» Short task: Each entry in the listing below should be restated word for word.

A block of data

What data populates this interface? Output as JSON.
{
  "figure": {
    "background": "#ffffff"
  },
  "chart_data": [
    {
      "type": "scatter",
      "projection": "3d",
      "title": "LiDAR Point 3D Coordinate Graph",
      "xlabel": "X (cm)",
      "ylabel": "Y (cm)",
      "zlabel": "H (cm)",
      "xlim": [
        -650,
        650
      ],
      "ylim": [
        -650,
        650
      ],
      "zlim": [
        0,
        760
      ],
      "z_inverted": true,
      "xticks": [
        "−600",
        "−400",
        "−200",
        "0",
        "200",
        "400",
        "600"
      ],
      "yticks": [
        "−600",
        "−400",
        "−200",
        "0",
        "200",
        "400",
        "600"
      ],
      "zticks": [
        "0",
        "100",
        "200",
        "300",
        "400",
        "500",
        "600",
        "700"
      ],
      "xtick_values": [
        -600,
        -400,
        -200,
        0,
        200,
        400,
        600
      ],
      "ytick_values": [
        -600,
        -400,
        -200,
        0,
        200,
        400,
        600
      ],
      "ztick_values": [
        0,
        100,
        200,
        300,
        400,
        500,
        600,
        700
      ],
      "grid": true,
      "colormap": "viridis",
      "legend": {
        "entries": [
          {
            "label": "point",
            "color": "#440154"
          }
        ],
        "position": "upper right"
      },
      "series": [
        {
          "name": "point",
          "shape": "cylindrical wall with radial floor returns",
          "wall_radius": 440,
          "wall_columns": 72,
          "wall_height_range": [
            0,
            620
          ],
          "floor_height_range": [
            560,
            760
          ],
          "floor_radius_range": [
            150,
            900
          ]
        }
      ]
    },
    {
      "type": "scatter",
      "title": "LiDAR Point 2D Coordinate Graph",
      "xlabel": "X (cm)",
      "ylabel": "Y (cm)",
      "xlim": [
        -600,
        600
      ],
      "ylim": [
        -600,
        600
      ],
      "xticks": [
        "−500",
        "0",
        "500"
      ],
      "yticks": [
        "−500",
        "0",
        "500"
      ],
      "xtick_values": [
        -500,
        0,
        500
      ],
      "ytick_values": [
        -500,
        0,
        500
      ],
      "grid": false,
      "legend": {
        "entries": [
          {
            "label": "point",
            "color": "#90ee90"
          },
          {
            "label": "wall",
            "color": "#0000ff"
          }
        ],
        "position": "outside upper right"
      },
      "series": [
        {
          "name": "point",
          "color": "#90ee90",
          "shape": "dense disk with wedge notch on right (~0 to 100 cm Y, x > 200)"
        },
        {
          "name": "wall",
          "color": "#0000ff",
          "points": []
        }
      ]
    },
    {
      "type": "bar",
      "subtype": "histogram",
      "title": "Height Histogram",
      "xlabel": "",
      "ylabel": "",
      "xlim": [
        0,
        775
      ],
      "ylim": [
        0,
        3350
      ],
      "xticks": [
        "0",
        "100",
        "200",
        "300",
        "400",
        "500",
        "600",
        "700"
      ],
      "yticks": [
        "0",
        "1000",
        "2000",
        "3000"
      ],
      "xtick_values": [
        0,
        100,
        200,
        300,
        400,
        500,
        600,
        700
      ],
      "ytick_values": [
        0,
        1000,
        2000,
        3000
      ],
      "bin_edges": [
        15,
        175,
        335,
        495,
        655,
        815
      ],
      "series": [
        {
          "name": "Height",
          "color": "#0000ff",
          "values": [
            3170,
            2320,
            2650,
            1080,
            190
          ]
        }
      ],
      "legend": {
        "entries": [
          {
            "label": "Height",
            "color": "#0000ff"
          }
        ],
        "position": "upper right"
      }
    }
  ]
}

» Response for this exercise:
What data populates this interface? Output as JSON.
{
  "figure": {
    "background": "#ffffff"
  },
  "chart_data": [
    {
      "type": "scatter",
      "projection": "3d",
      "title": "LiDAR Point 3D Coordinate Graph",
      "xlabel": "X (cm)",
      "ylabel": "Y (cm)",
      "zlabel": "H (cm)",
      "xlim": [
        -650,
        650
      ],
      "ylim": [
        -650,
        650
      ],
      "zlim": [
        0,
        760
      ],
      "z_inverted": true,
      "xticks": [
        "−600",
        "−400",
        "−200",
        "0",
        "200",
        "400",
        "600"
      ],
      "yticks": [
        "−600",
        "−400",
        "−200",
        "0",
        "200",
        "400",
        "600"
      ],
      "zticks": [
        "0",
        "100",
        "200",
        "300",
        "400",
        "500",
        "600",
        "700"
      ],
      "xtick_values": [
        -600,
        -400,
        -200,
        0,
        200,
        400,
        600
      ],
      "ytick_values": [
        -600,
        -400,
        -200,
        0,
        200,
        400,
        600
      ],
      "ztick_values": [
        0,
        100,
        200,
        300,
        400,
        500,
        600,
        700
      ],
      "grid": true,
      "colormap": "viridis",
      "legend": {
        "entries": [
          {
            "label": "point",
            "color": "#440154"
          }
        ],
        "position": "upper right"
      },
      "series": [
        {
          "name": "point",
          "shape": "cylindrical wall with radial floor returns",
          "wall_radius": 440,
          "wall_columns": 72,
          "wall_height_range": [
            0,
            620
          ],
          "floor_height_range": [
            560,
            760
          ],
          "floor_radius_range": [
            150,
            900
          ]
        }
      ]
    },
    {
      "type": "scatter",
      "title": "LiDAR Point 2D Coordinate Graph",
      "xlabel": "X (cm)",
      "ylabel": "Y (cm)",
      "xlim": [
        -600,
        600
      ],
      "ylim": [
        -600,
        600
      ],
      "xticks": [
        "−500",
        "0",
        "500"
      ],
      "yticks": [
        "−500",
        "0",
        "500"
      ],
      "xtick_values": [
        -500,
        0,
        500
      ],
      "ytick_values": [
        -500,
        0,
        500
      ],
      "grid": false,
      "legend": {
        "entries": [
          {
            "label": "point",
            "color": "#90ee90"
          },
          {
            "label": "wall",
            "color": "#0000ff"
          }
        ],
        "position": "outside upper right"
      },
      "series": [
        {
          "name": "point",
          "color": "#90ee90",
          "shape": "dense disk with wedge notch on right (~0 to 100 cm Y, x > 200)"
        },
        {
          "name": "wall",
          "color": "#0000ff",
          "points": []
        }
      ]
    },
    {
      "type": "bar",
      "subtype": "histogram",
      "title": "Height Histogram",
      "xlabel": "",
      "ylabel": "",
      "xlim": [
        0,
        775
      ],
      "ylim": [
        0,
        3350
      ],
      "xticks": [
        "0",
        "100",
        "200",
        "300",
        "400",
        "500",
        "600",
        "700"
      ],
      "yticks": [
        "0",
        "1000",
        "2000",
        "3000"
      ],
      "xtick_values": [
        0,
        100,
        200,
        300,
        400,
        500,
        600,
        700
      ],
      "ytick_values": [
        0,
        1000,
        2000,
        3000
      ],
      "bin_edges": [
        15,
        175,
        335,
        495,
        655,
        815
      ],
      "series": [
        {
          "name": "Height",
          "color": "#0000ff",
          "values": [
            3170,
            2320,
            2650,
            1080,
            190
          ]
        }
      ],
      "legend": {
        "entries": [
          {
            "label": "Height",
            "color": "#0000ff"
          }
        ],
        "position": "upper right"
      }
    }
  ]
}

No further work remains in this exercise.